What is being asked>
Pictures don't belong in the copy. Set down the lines from the one containing "Transcribe this chart's" through the last line, exactly as they are.

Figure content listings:
+ + + + + + +
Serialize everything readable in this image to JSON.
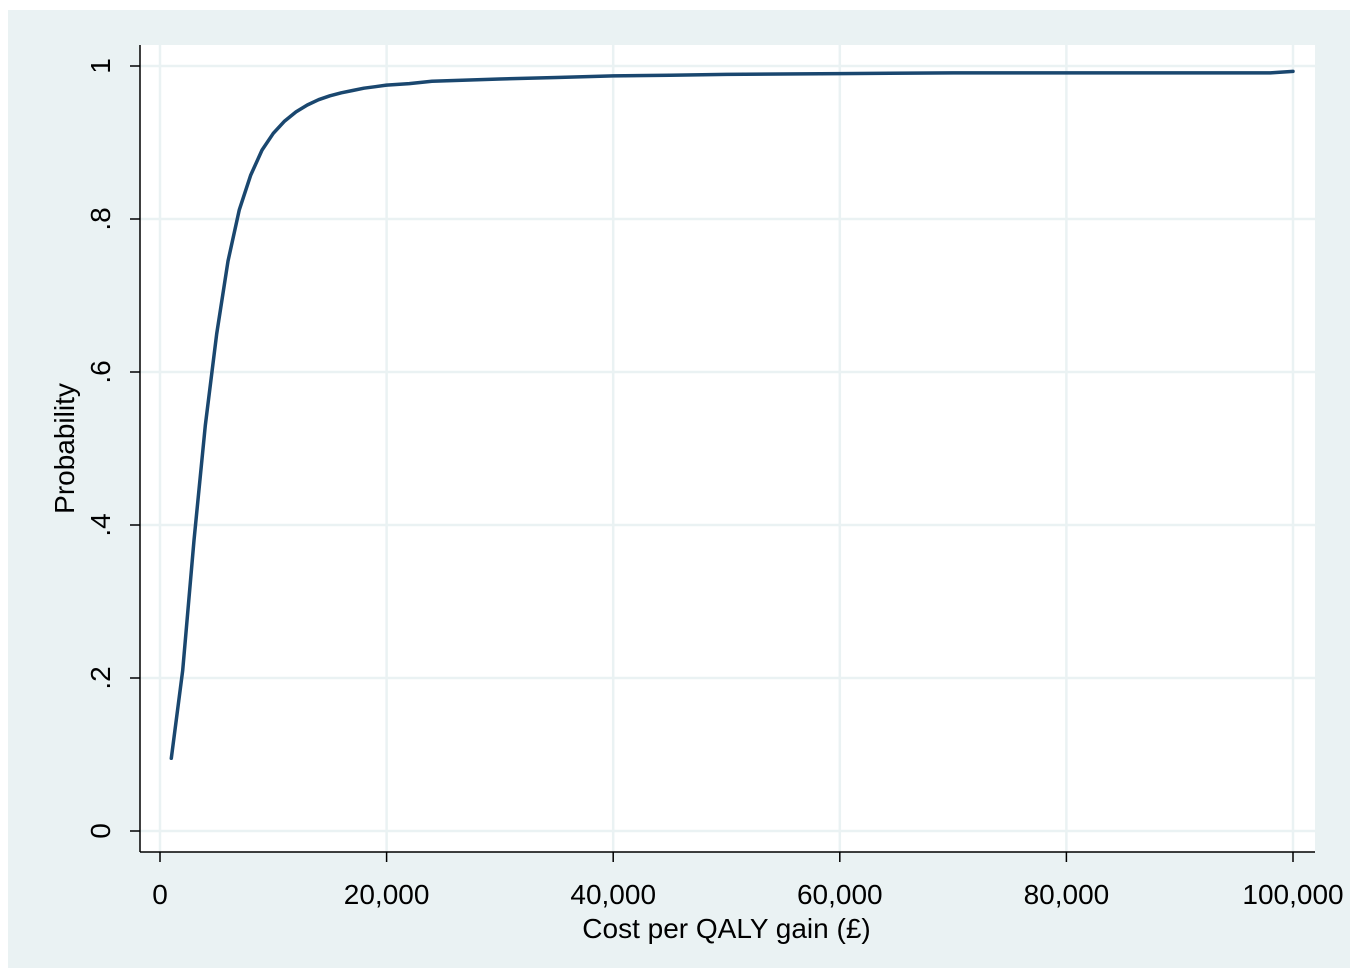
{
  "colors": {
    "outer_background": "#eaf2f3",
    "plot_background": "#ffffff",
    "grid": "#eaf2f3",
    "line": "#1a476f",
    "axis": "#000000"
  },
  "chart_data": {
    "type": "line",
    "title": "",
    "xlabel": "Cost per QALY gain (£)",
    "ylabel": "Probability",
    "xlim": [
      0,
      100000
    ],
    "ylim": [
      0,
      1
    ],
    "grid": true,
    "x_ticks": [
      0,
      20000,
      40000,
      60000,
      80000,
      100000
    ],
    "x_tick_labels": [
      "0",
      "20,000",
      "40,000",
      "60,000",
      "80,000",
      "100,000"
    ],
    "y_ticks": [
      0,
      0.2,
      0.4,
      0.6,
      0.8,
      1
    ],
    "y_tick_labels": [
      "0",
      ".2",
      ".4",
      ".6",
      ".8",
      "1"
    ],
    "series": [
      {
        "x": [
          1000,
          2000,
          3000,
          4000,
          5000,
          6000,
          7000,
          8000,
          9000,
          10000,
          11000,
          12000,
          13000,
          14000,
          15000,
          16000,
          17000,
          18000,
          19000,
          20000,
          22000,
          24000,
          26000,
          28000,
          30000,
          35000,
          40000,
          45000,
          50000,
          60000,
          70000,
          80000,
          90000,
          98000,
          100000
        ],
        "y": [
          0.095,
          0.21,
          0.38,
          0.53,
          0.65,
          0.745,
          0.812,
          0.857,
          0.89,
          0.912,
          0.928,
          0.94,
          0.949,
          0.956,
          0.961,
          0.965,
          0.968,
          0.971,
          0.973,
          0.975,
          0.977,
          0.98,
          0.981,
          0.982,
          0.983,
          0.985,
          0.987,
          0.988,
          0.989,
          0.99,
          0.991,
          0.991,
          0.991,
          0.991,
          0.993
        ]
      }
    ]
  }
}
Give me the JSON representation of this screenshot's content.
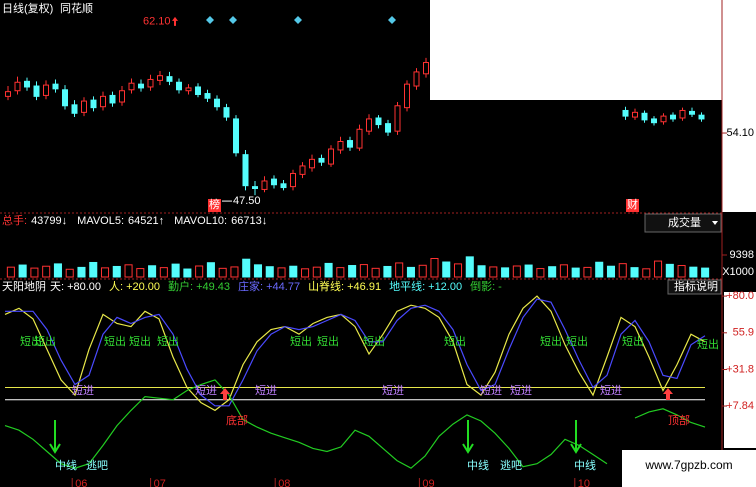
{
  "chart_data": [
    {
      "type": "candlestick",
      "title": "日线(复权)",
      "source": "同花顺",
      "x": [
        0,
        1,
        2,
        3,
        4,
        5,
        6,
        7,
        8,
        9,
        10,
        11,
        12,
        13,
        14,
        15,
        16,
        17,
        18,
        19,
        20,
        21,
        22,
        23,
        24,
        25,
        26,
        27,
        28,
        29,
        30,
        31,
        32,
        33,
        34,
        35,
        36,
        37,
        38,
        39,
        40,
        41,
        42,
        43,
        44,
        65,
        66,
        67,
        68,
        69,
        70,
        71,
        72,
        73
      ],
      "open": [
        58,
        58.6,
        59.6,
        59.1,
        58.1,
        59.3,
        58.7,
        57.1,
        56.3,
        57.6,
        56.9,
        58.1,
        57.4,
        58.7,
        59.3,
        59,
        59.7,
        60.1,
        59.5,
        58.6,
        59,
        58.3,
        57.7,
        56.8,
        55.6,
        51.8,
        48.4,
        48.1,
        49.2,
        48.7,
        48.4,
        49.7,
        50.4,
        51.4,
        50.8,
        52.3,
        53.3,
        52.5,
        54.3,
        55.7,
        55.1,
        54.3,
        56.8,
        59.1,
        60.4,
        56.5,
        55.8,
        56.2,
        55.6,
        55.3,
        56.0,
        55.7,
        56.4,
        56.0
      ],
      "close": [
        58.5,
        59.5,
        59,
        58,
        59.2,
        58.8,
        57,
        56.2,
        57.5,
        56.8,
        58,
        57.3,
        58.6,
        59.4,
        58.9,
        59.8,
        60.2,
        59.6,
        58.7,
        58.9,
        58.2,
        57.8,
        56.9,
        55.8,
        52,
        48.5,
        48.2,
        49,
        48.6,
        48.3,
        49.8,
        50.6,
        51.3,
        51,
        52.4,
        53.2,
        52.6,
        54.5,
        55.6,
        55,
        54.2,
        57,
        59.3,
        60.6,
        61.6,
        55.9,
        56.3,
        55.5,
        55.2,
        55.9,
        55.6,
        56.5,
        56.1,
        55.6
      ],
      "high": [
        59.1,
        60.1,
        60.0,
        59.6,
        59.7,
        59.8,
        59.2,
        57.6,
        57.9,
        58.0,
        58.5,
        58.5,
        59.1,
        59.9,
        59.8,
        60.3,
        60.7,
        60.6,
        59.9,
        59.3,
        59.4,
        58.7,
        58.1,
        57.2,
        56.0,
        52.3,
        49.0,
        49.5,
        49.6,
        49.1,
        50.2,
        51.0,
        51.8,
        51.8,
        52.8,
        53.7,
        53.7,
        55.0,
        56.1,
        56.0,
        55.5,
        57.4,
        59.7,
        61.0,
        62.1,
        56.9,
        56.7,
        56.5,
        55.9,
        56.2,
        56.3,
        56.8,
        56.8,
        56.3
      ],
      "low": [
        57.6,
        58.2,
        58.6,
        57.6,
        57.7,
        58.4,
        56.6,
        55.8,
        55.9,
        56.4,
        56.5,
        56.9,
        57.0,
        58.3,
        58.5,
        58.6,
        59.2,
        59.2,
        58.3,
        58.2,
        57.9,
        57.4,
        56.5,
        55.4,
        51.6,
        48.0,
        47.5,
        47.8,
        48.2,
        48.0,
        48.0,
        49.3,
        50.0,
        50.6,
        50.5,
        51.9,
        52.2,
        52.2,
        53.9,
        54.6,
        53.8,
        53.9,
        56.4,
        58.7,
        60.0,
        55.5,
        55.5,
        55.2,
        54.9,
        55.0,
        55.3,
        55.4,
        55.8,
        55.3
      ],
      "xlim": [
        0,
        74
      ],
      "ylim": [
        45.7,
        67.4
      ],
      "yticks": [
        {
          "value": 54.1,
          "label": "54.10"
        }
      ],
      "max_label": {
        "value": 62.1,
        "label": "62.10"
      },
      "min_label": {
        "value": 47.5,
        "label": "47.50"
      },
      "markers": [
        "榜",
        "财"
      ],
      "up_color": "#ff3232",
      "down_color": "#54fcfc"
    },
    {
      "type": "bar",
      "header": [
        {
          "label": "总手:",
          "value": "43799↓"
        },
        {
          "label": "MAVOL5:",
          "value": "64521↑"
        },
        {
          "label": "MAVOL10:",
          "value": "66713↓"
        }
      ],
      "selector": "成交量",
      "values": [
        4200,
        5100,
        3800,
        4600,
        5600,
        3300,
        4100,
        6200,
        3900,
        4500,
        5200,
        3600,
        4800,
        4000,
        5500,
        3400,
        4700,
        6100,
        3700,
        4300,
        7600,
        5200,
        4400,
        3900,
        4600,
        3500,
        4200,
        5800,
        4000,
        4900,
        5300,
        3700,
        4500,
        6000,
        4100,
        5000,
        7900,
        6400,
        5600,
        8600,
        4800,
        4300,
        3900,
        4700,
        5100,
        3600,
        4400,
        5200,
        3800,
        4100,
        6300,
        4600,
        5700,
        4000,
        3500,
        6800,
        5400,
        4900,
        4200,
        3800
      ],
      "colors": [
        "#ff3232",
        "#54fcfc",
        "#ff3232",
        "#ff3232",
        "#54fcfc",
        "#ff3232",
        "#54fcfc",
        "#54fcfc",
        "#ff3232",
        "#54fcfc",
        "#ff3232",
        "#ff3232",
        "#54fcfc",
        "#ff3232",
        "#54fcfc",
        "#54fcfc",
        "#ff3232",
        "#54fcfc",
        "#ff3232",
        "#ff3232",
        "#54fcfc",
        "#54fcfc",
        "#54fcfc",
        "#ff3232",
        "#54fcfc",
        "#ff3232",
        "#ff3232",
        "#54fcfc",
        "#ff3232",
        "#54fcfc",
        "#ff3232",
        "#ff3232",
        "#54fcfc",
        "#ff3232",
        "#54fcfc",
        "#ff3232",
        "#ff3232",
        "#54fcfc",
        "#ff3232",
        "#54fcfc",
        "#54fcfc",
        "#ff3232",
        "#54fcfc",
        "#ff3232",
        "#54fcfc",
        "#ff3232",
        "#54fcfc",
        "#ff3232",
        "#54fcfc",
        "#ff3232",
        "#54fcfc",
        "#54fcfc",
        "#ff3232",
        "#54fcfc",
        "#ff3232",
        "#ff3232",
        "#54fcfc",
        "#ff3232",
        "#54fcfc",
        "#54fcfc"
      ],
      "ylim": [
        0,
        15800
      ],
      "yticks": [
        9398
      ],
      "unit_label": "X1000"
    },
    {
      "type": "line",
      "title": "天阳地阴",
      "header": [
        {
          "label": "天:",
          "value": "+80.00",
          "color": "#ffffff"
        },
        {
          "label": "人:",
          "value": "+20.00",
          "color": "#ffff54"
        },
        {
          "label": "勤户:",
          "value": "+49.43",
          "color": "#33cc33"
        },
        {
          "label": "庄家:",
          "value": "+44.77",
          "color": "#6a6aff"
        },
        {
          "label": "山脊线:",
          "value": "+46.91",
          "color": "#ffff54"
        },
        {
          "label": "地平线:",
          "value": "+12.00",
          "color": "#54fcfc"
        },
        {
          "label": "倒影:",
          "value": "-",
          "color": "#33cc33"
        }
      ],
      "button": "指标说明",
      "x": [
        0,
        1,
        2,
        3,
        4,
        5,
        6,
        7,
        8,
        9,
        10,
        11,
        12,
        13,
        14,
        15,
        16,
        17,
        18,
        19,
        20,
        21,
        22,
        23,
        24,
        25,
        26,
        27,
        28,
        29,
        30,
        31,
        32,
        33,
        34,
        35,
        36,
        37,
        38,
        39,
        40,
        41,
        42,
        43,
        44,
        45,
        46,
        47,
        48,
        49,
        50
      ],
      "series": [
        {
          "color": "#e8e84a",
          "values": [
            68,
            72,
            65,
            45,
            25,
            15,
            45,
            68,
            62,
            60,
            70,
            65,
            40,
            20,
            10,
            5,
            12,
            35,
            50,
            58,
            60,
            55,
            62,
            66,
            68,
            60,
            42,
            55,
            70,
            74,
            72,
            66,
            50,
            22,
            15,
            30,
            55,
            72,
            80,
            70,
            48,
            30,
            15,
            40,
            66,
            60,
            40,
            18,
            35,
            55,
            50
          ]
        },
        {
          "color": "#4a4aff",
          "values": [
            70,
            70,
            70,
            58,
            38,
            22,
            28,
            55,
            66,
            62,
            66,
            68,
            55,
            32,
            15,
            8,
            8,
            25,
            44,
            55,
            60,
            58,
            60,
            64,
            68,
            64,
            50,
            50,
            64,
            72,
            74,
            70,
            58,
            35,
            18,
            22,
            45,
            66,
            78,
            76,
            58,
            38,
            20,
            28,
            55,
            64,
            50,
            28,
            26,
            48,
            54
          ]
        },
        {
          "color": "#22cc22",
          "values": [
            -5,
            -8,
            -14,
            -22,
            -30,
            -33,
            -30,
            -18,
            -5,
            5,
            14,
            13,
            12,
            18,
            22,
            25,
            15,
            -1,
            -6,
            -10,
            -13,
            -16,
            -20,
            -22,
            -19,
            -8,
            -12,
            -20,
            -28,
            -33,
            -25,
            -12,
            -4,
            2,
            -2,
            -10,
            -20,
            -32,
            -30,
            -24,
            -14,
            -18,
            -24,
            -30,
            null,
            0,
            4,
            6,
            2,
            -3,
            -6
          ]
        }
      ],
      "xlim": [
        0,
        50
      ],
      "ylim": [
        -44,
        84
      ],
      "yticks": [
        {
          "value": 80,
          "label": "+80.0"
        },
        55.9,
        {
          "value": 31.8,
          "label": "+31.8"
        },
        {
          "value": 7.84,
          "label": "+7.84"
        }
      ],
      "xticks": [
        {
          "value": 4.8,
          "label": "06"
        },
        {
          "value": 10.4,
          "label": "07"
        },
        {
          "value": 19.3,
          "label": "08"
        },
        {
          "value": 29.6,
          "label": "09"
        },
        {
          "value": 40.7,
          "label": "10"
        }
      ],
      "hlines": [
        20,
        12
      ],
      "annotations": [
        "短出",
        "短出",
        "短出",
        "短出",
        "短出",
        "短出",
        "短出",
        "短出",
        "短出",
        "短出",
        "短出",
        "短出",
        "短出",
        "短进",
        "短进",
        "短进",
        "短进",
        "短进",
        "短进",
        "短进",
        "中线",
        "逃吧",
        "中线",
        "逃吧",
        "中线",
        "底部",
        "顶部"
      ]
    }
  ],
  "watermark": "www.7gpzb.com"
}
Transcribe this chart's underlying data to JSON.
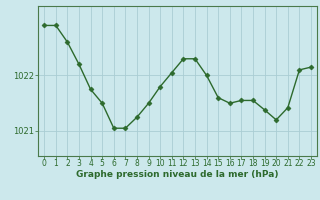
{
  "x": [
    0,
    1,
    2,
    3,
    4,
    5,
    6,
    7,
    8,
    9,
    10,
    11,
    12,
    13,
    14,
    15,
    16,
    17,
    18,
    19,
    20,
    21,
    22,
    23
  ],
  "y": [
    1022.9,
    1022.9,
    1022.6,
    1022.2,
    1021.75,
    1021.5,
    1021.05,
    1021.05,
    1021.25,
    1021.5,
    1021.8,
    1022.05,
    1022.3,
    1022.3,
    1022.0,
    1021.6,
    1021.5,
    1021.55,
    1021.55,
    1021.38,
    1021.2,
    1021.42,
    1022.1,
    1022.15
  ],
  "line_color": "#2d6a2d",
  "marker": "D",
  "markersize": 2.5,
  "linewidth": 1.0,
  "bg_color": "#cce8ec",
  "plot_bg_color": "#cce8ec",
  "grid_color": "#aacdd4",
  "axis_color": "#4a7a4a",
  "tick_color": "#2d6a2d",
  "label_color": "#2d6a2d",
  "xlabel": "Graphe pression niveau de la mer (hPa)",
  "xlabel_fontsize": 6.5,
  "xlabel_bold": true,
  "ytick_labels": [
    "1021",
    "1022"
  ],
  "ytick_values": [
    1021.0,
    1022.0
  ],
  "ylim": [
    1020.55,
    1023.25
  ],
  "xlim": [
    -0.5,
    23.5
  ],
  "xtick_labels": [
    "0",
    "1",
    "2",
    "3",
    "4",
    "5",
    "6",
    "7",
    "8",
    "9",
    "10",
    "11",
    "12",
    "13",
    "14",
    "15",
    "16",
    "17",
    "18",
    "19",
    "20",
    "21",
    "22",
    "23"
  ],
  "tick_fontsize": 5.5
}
+ + + + + + +
Solution for this exercise>
Transcribe this chart's underlying data to JSON.
{
  "x": [
    0,
    1,
    2,
    3,
    4,
    5,
    6,
    7,
    8,
    9,
    10,
    11,
    12,
    13,
    14,
    15,
    16,
    17,
    18,
    19,
    20,
    21,
    22,
    23
  ],
  "y": [
    1022.9,
    1022.9,
    1022.6,
    1022.2,
    1021.75,
    1021.5,
    1021.05,
    1021.05,
    1021.25,
    1021.5,
    1021.8,
    1022.05,
    1022.3,
    1022.3,
    1022.0,
    1021.6,
    1021.5,
    1021.55,
    1021.55,
    1021.38,
    1021.2,
    1021.42,
    1022.1,
    1022.15
  ],
  "line_color": "#2d6a2d",
  "marker": "D",
  "markersize": 2.5,
  "linewidth": 1.0,
  "bg_color": "#cce8ec",
  "plot_bg_color": "#cce8ec",
  "grid_color": "#aacdd4",
  "axis_color": "#4a7a4a",
  "tick_color": "#2d6a2d",
  "label_color": "#2d6a2d",
  "xlabel": "Graphe pression niveau de la mer (hPa)",
  "xlabel_fontsize": 6.5,
  "xlabel_bold": true,
  "ytick_labels": [
    "1021",
    "1022"
  ],
  "ytick_values": [
    1021.0,
    1022.0
  ],
  "ylim": [
    1020.55,
    1023.25
  ],
  "xlim": [
    -0.5,
    23.5
  ],
  "xtick_labels": [
    "0",
    "1",
    "2",
    "3",
    "4",
    "5",
    "6",
    "7",
    "8",
    "9",
    "10",
    "11",
    "12",
    "13",
    "14",
    "15",
    "16",
    "17",
    "18",
    "19",
    "20",
    "21",
    "22",
    "23"
  ],
  "tick_fontsize": 5.5
}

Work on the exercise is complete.